[Figure data in JSON]
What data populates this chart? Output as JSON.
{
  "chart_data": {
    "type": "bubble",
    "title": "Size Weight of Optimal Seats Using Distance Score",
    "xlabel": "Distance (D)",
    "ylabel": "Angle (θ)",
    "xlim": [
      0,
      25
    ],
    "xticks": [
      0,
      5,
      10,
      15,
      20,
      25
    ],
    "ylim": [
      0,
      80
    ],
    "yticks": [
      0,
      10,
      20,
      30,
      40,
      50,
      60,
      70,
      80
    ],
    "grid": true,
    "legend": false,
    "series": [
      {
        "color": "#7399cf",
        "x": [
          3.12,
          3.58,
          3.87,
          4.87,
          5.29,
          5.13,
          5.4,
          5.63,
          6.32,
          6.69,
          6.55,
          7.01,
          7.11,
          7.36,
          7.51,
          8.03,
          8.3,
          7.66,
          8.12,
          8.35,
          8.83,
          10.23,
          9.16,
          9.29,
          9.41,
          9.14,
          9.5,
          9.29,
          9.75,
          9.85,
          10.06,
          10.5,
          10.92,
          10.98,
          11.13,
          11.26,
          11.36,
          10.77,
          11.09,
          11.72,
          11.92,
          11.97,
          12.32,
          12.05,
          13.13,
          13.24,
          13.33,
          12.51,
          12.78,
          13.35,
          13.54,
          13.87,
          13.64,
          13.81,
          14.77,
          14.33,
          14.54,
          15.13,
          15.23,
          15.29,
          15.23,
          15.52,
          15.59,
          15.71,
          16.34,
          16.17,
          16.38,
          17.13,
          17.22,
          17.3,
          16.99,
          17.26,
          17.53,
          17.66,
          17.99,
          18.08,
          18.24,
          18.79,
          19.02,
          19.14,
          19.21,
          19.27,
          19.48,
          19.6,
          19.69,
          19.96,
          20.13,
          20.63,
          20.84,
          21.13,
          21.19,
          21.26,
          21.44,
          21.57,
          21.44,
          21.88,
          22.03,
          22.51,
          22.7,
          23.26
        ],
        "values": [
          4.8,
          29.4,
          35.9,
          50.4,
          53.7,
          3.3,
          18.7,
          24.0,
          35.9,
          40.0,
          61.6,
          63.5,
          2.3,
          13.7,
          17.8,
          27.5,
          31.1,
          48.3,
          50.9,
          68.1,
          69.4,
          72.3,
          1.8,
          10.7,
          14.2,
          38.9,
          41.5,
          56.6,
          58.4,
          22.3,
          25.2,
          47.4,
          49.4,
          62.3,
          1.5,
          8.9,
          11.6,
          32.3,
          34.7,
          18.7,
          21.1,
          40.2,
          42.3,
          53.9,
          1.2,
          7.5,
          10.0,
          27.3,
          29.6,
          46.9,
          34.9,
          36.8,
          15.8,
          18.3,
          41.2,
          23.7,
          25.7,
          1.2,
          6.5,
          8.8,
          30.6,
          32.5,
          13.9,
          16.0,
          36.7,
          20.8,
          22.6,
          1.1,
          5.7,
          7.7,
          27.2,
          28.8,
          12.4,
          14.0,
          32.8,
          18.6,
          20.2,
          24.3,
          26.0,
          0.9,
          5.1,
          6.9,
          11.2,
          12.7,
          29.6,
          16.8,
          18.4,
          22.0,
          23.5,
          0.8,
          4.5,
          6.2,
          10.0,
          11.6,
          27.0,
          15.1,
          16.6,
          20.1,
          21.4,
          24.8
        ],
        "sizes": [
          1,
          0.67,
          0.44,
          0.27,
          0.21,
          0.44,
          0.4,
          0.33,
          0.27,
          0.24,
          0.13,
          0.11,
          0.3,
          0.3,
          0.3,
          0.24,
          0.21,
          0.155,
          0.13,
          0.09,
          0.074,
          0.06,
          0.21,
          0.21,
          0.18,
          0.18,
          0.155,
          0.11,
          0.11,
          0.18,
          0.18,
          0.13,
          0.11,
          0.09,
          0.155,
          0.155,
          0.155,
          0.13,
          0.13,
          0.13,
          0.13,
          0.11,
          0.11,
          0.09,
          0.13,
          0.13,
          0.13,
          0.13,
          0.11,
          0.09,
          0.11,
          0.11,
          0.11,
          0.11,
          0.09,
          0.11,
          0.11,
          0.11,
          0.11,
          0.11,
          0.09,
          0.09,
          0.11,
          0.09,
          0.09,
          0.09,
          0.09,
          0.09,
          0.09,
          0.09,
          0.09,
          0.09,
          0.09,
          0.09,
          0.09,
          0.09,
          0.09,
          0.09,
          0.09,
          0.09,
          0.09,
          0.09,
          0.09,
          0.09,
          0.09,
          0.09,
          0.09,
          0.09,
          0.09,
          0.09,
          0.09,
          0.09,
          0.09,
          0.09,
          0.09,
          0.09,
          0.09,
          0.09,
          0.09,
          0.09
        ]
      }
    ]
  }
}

**INSTRUCTION:** Set down the entries above again, word for word.

**THE REPLY:**
What data populates this chart? Output as JSON.
{
  "chart_data": {
    "type": "bubble",
    "title": "Size Weight of Optimal Seats Using Distance Score",
    "xlabel": "Distance (D)",
    "ylabel": "Angle (θ)",
    "xlim": [
      0,
      25
    ],
    "xticks": [
      0,
      5,
      10,
      15,
      20,
      25
    ],
    "ylim": [
      0,
      80
    ],
    "yticks": [
      0,
      10,
      20,
      30,
      40,
      50,
      60,
      70,
      80
    ],
    "grid": true,
    "legend": false,
    "series": [
      {
        "color": "#7399cf",
        "x": [
          3.12,
          3.58,
          3.87,
          4.87,
          5.29,
          5.13,
          5.4,
          5.63,
          6.32,
          6.69,
          6.55,
          7.01,
          7.11,
          7.36,
          7.51,
          8.03,
          8.3,
          7.66,
          8.12,
          8.35,
          8.83,
          10.23,
          9.16,
          9.29,
          9.41,
          9.14,
          9.5,
          9.29,
          9.75,
          9.85,
          10.06,
          10.5,
          10.92,
          10.98,
          11.13,
          11.26,
          11.36,
          10.77,
          11.09,
          11.72,
          11.92,
          11.97,
          12.32,
          12.05,
          13.13,
          13.24,
          13.33,
          12.51,
          12.78,
          13.35,
          13.54,
          13.87,
          13.64,
          13.81,
          14.77,
          14.33,
          14.54,
          15.13,
          15.23,
          15.29,
          15.23,
          15.52,
          15.59,
          15.71,
          16.34,
          16.17,
          16.38,
          17.13,
          17.22,
          17.3,
          16.99,
          17.26,
          17.53,
          17.66,
          17.99,
          18.08,
          18.24,
          18.79,
          19.02,
          19.14,
          19.21,
          19.27,
          19.48,
          19.6,
          19.69,
          19.96,
          20.13,
          20.63,
          20.84,
          21.13,
          21.19,
          21.26,
          21.44,
          21.57,
          21.44,
          21.88,
          22.03,
          22.51,
          22.7,
          23.26
        ],
        "values": [
          4.8,
          29.4,
          35.9,
          50.4,
          53.7,
          3.3,
          18.7,
          24.0,
          35.9,
          40.0,
          61.6,
          63.5,
          2.3,
          13.7,
          17.8,
          27.5,
          31.1,
          48.3,
          50.9,
          68.1,
          69.4,
          72.3,
          1.8,
          10.7,
          14.2,
          38.9,
          41.5,
          56.6,
          58.4,
          22.3,
          25.2,
          47.4,
          49.4,
          62.3,
          1.5,
          8.9,
          11.6,
          32.3,
          34.7,
          18.7,
          21.1,
          40.2,
          42.3,
          53.9,
          1.2,
          7.5,
          10.0,
          27.3,
          29.6,
          46.9,
          34.9,
          36.8,
          15.8,
          18.3,
          41.2,
          23.7,
          25.7,
          1.2,
          6.5,
          8.8,
          30.6,
          32.5,
          13.9,
          16.0,
          36.7,
          20.8,
          22.6,
          1.1,
          5.7,
          7.7,
          27.2,
          28.8,
          12.4,
          14.0,
          32.8,
          18.6,
          20.2,
          24.3,
          26.0,
          0.9,
          5.1,
          6.9,
          11.2,
          12.7,
          29.6,
          16.8,
          18.4,
          22.0,
          23.5,
          0.8,
          4.5,
          6.2,
          10.0,
          11.6,
          27.0,
          15.1,
          16.6,
          20.1,
          21.4,
          24.8
        ],
        "sizes": [
          1,
          0.67,
          0.44,
          0.27,
          0.21,
          0.44,
          0.4,
          0.33,
          0.27,
          0.24,
          0.13,
          0.11,
          0.3,
          0.3,
          0.3,
          0.24,
          0.21,
          0.155,
          0.13,
          0.09,
          0.074,
          0.06,
          0.21,
          0.21,
          0.18,
          0.18,
          0.155,
          0.11,
          0.11,
          0.18,
          0.18,
          0.13,
          0.11,
          0.09,
          0.155,
          0.155,
          0.155,
          0.13,
          0.13,
          0.13,
          0.13,
          0.11,
          0.11,
          0.09,
          0.13,
          0.13,
          0.13,
          0.13,
          0.11,
          0.09,
          0.11,
          0.11,
          0.11,
          0.11,
          0.09,
          0.11,
          0.11,
          0.11,
          0.11,
          0.11,
          0.09,
          0.09,
          0.11,
          0.09,
          0.09,
          0.09,
          0.09,
          0.09,
          0.09,
          0.09,
          0.09,
          0.09,
          0.09,
          0.09,
          0.09,
          0.09,
          0.09,
          0.09,
          0.09,
          0.09,
          0.09,
          0.09,
          0.09,
          0.09,
          0.09,
          0.09,
          0.09,
          0.09,
          0.09,
          0.09,
          0.09,
          0.09,
          0.09,
          0.09,
          0.09,
          0.09,
          0.09,
          0.09,
          0.09,
          0.09
        ]
      }
    ]
  }
}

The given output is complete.